[DATASET ROWS]:
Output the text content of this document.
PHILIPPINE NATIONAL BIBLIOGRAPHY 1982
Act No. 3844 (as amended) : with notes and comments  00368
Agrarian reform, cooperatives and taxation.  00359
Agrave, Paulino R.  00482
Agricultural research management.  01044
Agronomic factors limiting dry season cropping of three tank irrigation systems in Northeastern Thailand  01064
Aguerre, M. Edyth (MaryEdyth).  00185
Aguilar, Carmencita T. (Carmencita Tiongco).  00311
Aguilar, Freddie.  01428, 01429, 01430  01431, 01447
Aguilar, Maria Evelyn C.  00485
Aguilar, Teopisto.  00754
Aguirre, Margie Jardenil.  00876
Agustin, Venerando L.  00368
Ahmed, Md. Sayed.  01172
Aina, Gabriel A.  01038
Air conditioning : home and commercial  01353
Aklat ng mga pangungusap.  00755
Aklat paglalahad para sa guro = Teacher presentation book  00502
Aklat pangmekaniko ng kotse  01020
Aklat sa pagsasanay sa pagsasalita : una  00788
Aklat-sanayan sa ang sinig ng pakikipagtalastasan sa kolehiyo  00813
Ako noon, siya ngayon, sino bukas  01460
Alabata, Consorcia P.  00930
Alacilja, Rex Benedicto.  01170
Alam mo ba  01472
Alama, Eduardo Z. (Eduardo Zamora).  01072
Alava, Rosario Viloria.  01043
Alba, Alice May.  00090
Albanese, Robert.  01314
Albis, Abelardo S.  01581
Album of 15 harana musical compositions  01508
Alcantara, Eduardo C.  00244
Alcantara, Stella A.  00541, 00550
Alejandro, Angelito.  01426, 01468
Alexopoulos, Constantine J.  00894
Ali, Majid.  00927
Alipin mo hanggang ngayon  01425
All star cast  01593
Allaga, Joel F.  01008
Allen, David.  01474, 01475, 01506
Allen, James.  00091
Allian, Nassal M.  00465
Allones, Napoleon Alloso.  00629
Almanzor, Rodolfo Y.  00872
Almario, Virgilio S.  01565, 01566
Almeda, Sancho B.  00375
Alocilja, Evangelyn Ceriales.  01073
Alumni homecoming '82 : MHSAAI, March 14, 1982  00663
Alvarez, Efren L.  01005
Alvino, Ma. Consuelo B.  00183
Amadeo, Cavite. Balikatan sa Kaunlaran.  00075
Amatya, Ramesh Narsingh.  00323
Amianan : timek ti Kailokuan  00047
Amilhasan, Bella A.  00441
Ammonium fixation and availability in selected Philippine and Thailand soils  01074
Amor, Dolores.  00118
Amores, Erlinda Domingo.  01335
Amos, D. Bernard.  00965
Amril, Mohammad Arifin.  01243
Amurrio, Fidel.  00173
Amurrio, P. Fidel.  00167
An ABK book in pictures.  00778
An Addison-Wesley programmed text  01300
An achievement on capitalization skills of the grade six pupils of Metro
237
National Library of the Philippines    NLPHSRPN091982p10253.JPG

[WRITTEN REQUEST]: Copy out each record from above, exactly.

[SOLUTION]:
Output the text content of this document.
PHILIPPINE NATIONAL BIBLIOGRAPHY 1982
Act No. 3844 (as amended) : with notes and comments  00368
Agrarian reform, cooperatives and taxation.  00359
Agrave, Paulino R.  00482
Agricultural research management.  01044
Agronomic factors limiting dry season cropping of three tank irrigation systems in Northeastern Thailand  01064
Aguerre, M. Edyth (MaryEdyth).  00185
Aguilar, Carmencita T. (Carmencita Tiongco).  00311
Aguilar, Freddie.  01428, 01429, 01430  01431, 01447
Aguilar, Maria Evelyn C.  00485
Aguilar, Teopisto.  00754
Aguirre, Margie Jardenil.  00876
Agustin, Venerando L.  00368
Ahmed, Md. Sayed.  01172
Aina, Gabriel A.  01038
Air conditioning : home and commercial  01353
Aklat ng mga pangungusap.  00755
Aklat paglalahad para sa guro = Teacher presentation book  00502
Aklat pangmekaniko ng kotse  01020
Aklat sa pagsasanay sa pagsasalita : una  00788
Aklat-sanayan sa ang sinig ng pakikipagtalastasan sa kolehiyo  00813
Ako noon, siya ngayon, sino bukas  01460
Alabata, Consorcia P.  00930
Alacilja, Rex Benedicto.  01170
Alam mo ba  01472
Alama, Eduardo Z. (Eduardo Zamora).  01072
Alava, Rosario Viloria.  01043
Alba, Alice May.  00090
Albanese, Robert.  01314
Albis, Abelardo S.  01581
Album of 15 harana musical compositions  01508
Alcantara, Eduardo C.  00244
Alcantara, Stella A.  00541, 00550
Alejandro, Angelito.  01426, 01468
Alexopoulos, Constantine J.  00894
Ali, Majid.  00927
Alipin mo hanggang ngayon  01425
All star cast  01593
Allaga, Joel F.  01008
Allen, David.  01474, 01475, 01506
Allen, James.  00091
Allian, Nassal M.  00465
Allones, Napoleon Alloso.  00629
Almanzor, Rodolfo Y.  00872
Almario, Virgilio S.  01565, 01566
Almeda, Sancho B.  00375
Alocilja, Evangelyn Ceriales.  01073
Alumni homecoming '82 : MHSAAI, March 14, 1982  00663
Alvarez, Efren L.  01005
Alvino, Ma. Consuelo B.  00183
Amadeo, Cavite. Balikatan sa Kaunlaran.  00075
Amatya, Ramesh Narsingh.  00323
Amianan : timek ti Kailokuan  00047
Amilhasan, Bella A.  00441
Ammonium fixation and availability in selected Philippine and Thailand soils  01074
Amor, Dolores.  00118
Amores, Erlinda Domingo.  01335
Amos, D. Bernard.  00965
Amril, Mohammad Arifin.  01243
Amurrio, Fidel.  00173
Amurrio, P. Fidel.  00167
An ABK book in pictures.  00778
An Addison-Wesley programmed text  01300
An achievement on capitalization skills of the grade six pupils of Metro
237
National Library of the Philippines    NLPHSRPN091982p10253.JPG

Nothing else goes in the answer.